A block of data
* BEGIN *

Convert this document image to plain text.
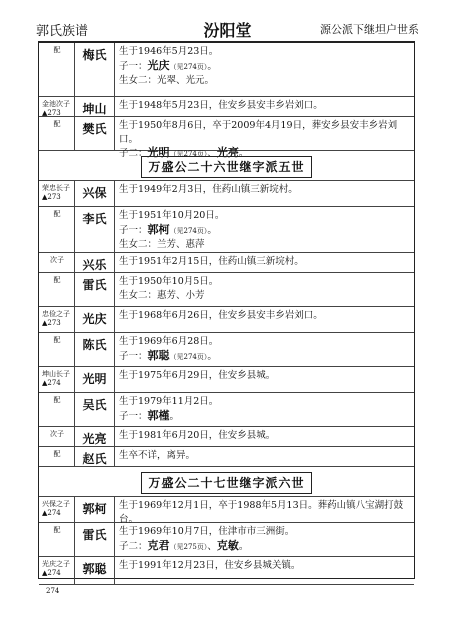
郭氏族谱	汾阳堂	源公派下继坦户世系
配	梅氏	生于1946年5月23日。
子一：光庆（见274页）。
生女二：光翠、光元。
金池次子
▲273	坤山	生于1948年5月23日，住安乡县安丰乡岩刘口。
配	樊氏	生于1950年8月6日，卒于2009年4月19日，葬安乡县安丰乡岩刘口。
子二：光明（见274页）、光亮。
万盛公二十六世继字派五世
荣忠长子
▲273	兴保	生于1949年2月3日，住药山镇三新垸村。
配	李氏	生于1951年10月20日。
子一：郭柯（见274页）。
生女二：兰芳、惠萍
次子	兴乐	生于1951年2月15日，住药山镇三新垸村。
配	雷氏	生于1950年10月5日。
生女二：惠芳、小芳
忠俭之子
▲273	光庆	生于1968年6月26日，住安乡县安丰乡岩刘口。
配	陈氏	生于1969年6月28日。
子一：郭聪（见274页）。
坤山长子
▲274	光明	生于1975年6月29日，住安乡县城。
配	吴氏	生于1979年11月2日。
子一：郭槿。
次子	光亮	生于1981年6月20日，住安乡县城。
配	赵氏	生卒不详，离异。
万盛公二十七世继字派六世
兴保之子
▲274	郭柯	生于1969年12月1日，卒于1988年5月13日。葬药山镇八宝湖打鼓台。
配	雷氏	生于1969年10月7日，住津市市三洲街。
子二：克君（见275页）、克敏。
光庆之子
▲274	郭聪	生于1991年12月23日，住安乡县城关镇。
274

* END *

PROMPT: In the listing, find all lines with the string "住安乡县安丰乡岩刘口" and copy them.

RESULT OF THIS TASK:
▲273	坤山	生于1948年5月23日，住安乡县安丰乡岩刘口。
▲273	光庆	生于1968年6月26日，住安乡县安丰乡岩刘口。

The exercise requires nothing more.